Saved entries
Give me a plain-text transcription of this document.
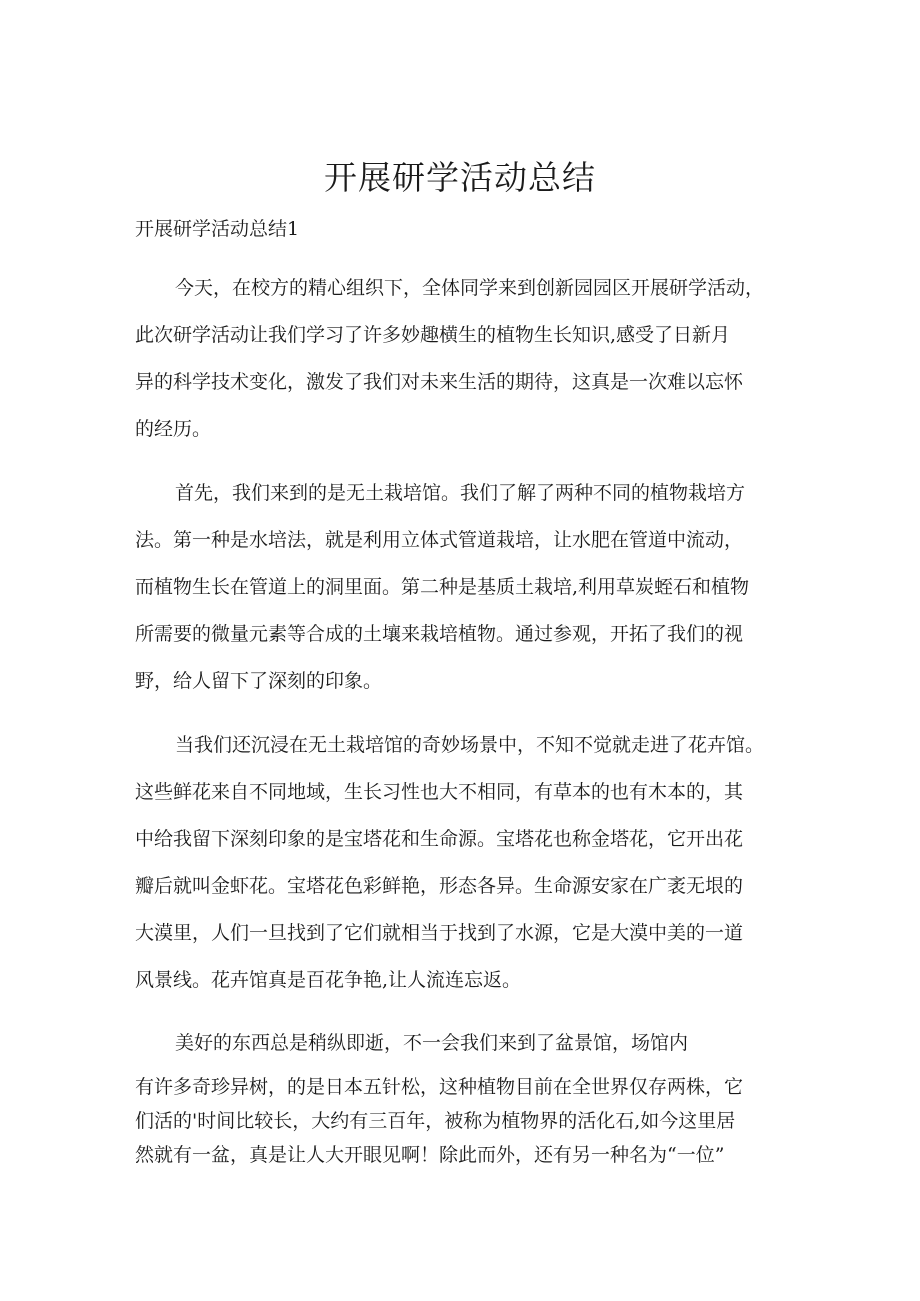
开展研学活动总结

开展研学活动总结1

今天，在校方的精心组织下，全体同学来到创新园园区开展研学活动，
此次研学活动让我们学习了许多妙趣横生的植物生长知识,感受了日新月
异的科学技术变化，激发了我们对未来生活的期待，这真是一次难以忘怀
的经历。
首先，我们来到的是无土栽培馆。我们了解了两种不同的植物栽培方
法。第一种是水培法，就是利用立体式管道栽培，让水肥在管道中流动，
而植物生长在管道上的洞里面。第二种是基质土栽培,利用草炭蛭石和植物
所需要的微量元素等合成的土壤来栽培植物。通过参观，开拓了我们的视
野，给人留下了深刻的印象。
当我们还沉浸在无土栽培馆的奇妙场景中，不知不觉就走进了花卉馆。
这些鲜花来自不同地域，生长习性也大不相同，有草本的也有木本的，其
中给我留下深刻印象的是宝塔花和生命源。宝塔花也称金塔花，它开出花
瓣后就叫金虾花。宝塔花色彩鲜艳，形态各异。生命源安家在广袤无垠的
大漠里，人们一旦找到了它们就相当于找到了水源，它是大漠中美的一道
风景线。花卉馆真是百花争艳,让人流连忘返。
美好的东西总是稍纵即逝，不一会我们来到了盆景馆，场馆内
有许多奇珍异树，的是日本五针松，这种植物目前在全世界仅存两株，它
们活的'时间比较长，大约有三百年，被称为植物界的活化石,如今这里居
然就有一盆，真是让人大开眼见啊！除此而外，还有另一种名为“一位”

* Task prompt: Omit the pictures and reproduce the listing exactly.

* Exercise answer:
Give me a plain-text transcription of this document.
开展研学活动总结

开展研学活动总结1

今天，在校方的精心组织下，全体同学来到创新园园区开展研学活动，
此次研学活动让我们学习了许多妙趣横生的植物生长知识,感受了日新月
异的科学技术变化，激发了我们对未来生活的期待，这真是一次难以忘怀
的经历。
首先，我们来到的是无土栽培馆。我们了解了两种不同的植物栽培方
法。第一种是水培法，就是利用立体式管道栽培，让水肥在管道中流动，
而植物生长在管道上的洞里面。第二种是基质土栽培,利用草炭蛭石和植物
所需要的微量元素等合成的土壤来栽培植物。通过参观，开拓了我们的视
野，给人留下了深刻的印象。
当我们还沉浸在无土栽培馆的奇妙场景中，不知不觉就走进了花卉馆。
这些鲜花来自不同地域，生长习性也大不相同，有草本的也有木本的，其
中给我留下深刻印象的是宝塔花和生命源。宝塔花也称金塔花，它开出花
瓣后就叫金虾花。宝塔花色彩鲜艳，形态各异。生命源安家在广袤无垠的
大漠里，人们一旦找到了它们就相当于找到了水源，它是大漠中美的一道
风景线。花卉馆真是百花争艳,让人流连忘返。
美好的东西总是稍纵即逝，不一会我们来到了盆景馆，场馆内
有许多奇珍异树，的是日本五针松，这种植物目前在全世界仅存两株，它
们活的'时间比较长，大约有三百年，被称为植物界的活化石,如今这里居
然就有一盆，真是让人大开眼见啊！除此而外，还有另一种名为“一位”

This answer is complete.